Stated exercise | The answer is a single number: how many lines hold the string "left".

(Source data)
******

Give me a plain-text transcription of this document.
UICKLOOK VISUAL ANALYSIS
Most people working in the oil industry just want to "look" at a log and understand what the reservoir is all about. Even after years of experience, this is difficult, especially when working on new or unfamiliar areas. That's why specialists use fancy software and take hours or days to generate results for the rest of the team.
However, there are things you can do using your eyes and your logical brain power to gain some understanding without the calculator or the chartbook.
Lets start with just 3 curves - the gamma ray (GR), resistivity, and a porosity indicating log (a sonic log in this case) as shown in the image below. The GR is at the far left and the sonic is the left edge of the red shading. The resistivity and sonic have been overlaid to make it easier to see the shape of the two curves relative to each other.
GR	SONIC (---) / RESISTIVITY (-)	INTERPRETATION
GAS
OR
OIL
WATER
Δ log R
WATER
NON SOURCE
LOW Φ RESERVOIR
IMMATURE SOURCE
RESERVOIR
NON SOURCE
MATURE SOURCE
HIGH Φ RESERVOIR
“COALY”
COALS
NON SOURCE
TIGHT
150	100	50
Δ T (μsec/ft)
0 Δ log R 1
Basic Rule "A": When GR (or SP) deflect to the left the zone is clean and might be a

******

Task solution | 2